** START OF INFORMATION GIVEN **

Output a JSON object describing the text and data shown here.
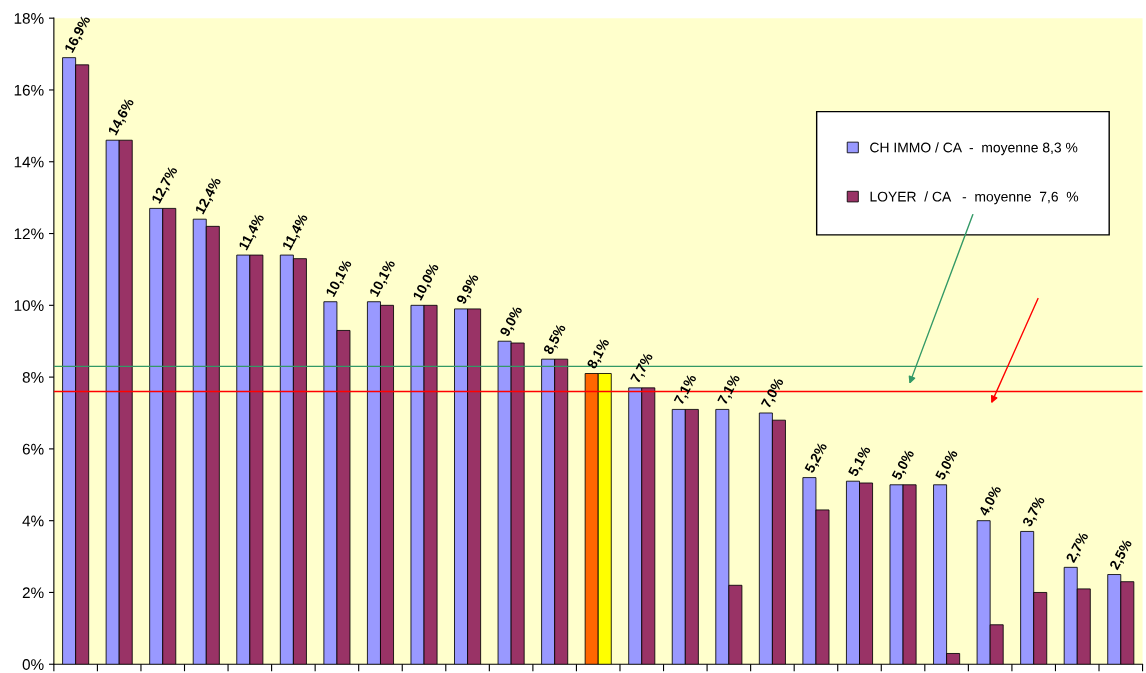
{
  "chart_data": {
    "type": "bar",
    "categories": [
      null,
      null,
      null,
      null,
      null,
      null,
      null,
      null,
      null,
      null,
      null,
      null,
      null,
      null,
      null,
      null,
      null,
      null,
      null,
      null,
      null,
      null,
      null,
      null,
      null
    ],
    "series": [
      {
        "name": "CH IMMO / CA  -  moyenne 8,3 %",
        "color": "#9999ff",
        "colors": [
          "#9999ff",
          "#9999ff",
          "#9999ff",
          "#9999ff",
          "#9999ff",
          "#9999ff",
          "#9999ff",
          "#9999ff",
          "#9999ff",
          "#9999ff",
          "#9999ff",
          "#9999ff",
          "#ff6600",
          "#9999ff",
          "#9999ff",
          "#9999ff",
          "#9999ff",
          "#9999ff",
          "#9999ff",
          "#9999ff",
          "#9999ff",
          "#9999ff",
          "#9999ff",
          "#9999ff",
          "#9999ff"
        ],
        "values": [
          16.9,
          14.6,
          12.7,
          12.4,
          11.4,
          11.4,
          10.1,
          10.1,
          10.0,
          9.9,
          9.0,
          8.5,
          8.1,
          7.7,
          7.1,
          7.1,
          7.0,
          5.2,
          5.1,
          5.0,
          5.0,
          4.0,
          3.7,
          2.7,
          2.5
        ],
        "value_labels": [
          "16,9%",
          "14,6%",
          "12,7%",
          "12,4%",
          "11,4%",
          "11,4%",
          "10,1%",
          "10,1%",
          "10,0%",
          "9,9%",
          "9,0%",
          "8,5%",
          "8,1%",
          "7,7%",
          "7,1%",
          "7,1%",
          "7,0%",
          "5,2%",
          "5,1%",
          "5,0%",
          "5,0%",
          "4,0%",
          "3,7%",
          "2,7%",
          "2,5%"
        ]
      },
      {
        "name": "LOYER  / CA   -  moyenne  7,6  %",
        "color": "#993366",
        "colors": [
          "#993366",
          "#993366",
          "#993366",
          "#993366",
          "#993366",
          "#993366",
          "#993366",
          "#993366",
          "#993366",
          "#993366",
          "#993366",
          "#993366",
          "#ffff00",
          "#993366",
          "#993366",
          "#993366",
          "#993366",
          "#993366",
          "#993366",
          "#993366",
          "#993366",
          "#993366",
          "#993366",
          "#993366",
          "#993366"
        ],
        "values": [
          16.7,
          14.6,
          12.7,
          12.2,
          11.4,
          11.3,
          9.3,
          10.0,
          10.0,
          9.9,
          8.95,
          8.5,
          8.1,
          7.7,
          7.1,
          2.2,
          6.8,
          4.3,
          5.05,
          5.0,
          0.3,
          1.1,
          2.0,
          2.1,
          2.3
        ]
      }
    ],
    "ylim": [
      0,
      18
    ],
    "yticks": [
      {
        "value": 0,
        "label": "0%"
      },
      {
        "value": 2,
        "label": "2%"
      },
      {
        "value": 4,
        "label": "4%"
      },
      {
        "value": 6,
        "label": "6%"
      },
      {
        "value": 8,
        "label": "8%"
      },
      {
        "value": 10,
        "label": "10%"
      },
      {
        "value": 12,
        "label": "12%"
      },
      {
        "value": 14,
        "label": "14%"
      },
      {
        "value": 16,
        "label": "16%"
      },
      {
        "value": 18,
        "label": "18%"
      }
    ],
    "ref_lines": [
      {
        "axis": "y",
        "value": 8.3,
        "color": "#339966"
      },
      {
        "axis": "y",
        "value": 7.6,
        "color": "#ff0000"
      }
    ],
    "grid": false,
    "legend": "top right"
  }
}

** END OF INFORMATION GIVEN **

§ TASK DETAILS
Every record is to be reproduced exactly, with no pictures included.

§ SOLVED EXERCISE
Output a JSON object describing the text and data shown here.
{
  "chart_data": {
    "type": "bar",
    "categories": [
      null,
      null,
      null,
      null,
      null,
      null,
      null,
      null,
      null,
      null,
      null,
      null,
      null,
      null,
      null,
      null,
      null,
      null,
      null,
      null,
      null,
      null,
      null,
      null,
      null
    ],
    "series": [
      {
        "name": "CH IMMO / CA  -  moyenne 8,3 %",
        "color": "#9999ff",
        "colors": [
          "#9999ff",
          "#9999ff",
          "#9999ff",
          "#9999ff",
          "#9999ff",
          "#9999ff",
          "#9999ff",
          "#9999ff",
          "#9999ff",
          "#9999ff",
          "#9999ff",
          "#9999ff",
          "#ff6600",
          "#9999ff",
          "#9999ff",
          "#9999ff",
          "#9999ff",
          "#9999ff",
          "#9999ff",
          "#9999ff",
          "#9999ff",
          "#9999ff",
          "#9999ff",
          "#9999ff",
          "#9999ff"
        ],
        "values": [
          16.9,
          14.6,
          12.7,
          12.4,
          11.4,
          11.4,
          10.1,
          10.1,
          10.0,
          9.9,
          9.0,
          8.5,
          8.1,
          7.7,
          7.1,
          7.1,
          7.0,
          5.2,
          5.1,
          5.0,
          5.0,
          4.0,
          3.7,
          2.7,
          2.5
        ],
        "value_labels": [
          "16,9%",
          "14,6%",
          "12,7%",
          "12,4%",
          "11,4%",
          "11,4%",
          "10,1%",
          "10,1%",
          "10,0%",
          "9,9%",
          "9,0%",
          "8,5%",
          "8,1%",
          "7,7%",
          "7,1%",
          "7,1%",
          "7,0%",
          "5,2%",
          "5,1%",
          "5,0%",
          "5,0%",
          "4,0%",
          "3,7%",
          "2,7%",
          "2,5%"
        ]
      },
      {
        "name": "LOYER  / CA   -  moyenne  7,6  %",
        "color": "#993366",
        "colors": [
          "#993366",
          "#993366",
          "#993366",
          "#993366",
          "#993366",
          "#993366",
          "#993366",
          "#993366",
          "#993366",
          "#993366",
          "#993366",
          "#993366",
          "#ffff00",
          "#993366",
          "#993366",
          "#993366",
          "#993366",
          "#993366",
          "#993366",
          "#993366",
          "#993366",
          "#993366",
          "#993366",
          "#993366",
          "#993366"
        ],
        "values": [
          16.7,
          14.6,
          12.7,
          12.2,
          11.4,
          11.3,
          9.3,
          10.0,
          10.0,
          9.9,
          8.95,
          8.5,
          8.1,
          7.7,
          7.1,
          2.2,
          6.8,
          4.3,
          5.05,
          5.0,
          0.3,
          1.1,
          2.0,
          2.1,
          2.3
        ]
      }
    ],
    "ylim": [
      0,
      18
    ],
    "yticks": [
      {
        "value": 0,
        "label": "0%"
      },
      {
        "value": 2,
        "label": "2%"
      },
      {
        "value": 4,
        "label": "4%"
      },
      {
        "value": 6,
        "label": "6%"
      },
      {
        "value": 8,
        "label": "8%"
      },
      {
        "value": 10,
        "label": "10%"
      },
      {
        "value": 12,
        "label": "12%"
      },
      {
        "value": 14,
        "label": "14%"
      },
      {
        "value": 16,
        "label": "16%"
      },
      {
        "value": 18,
        "label": "18%"
      }
    ],
    "ref_lines": [
      {
        "axis": "y",
        "value": 8.3,
        "color": "#339966"
      },
      {
        "axis": "y",
        "value": 7.6,
        "color": "#ff0000"
      }
    ],
    "grid": false,
    "legend": "top right"
  }
}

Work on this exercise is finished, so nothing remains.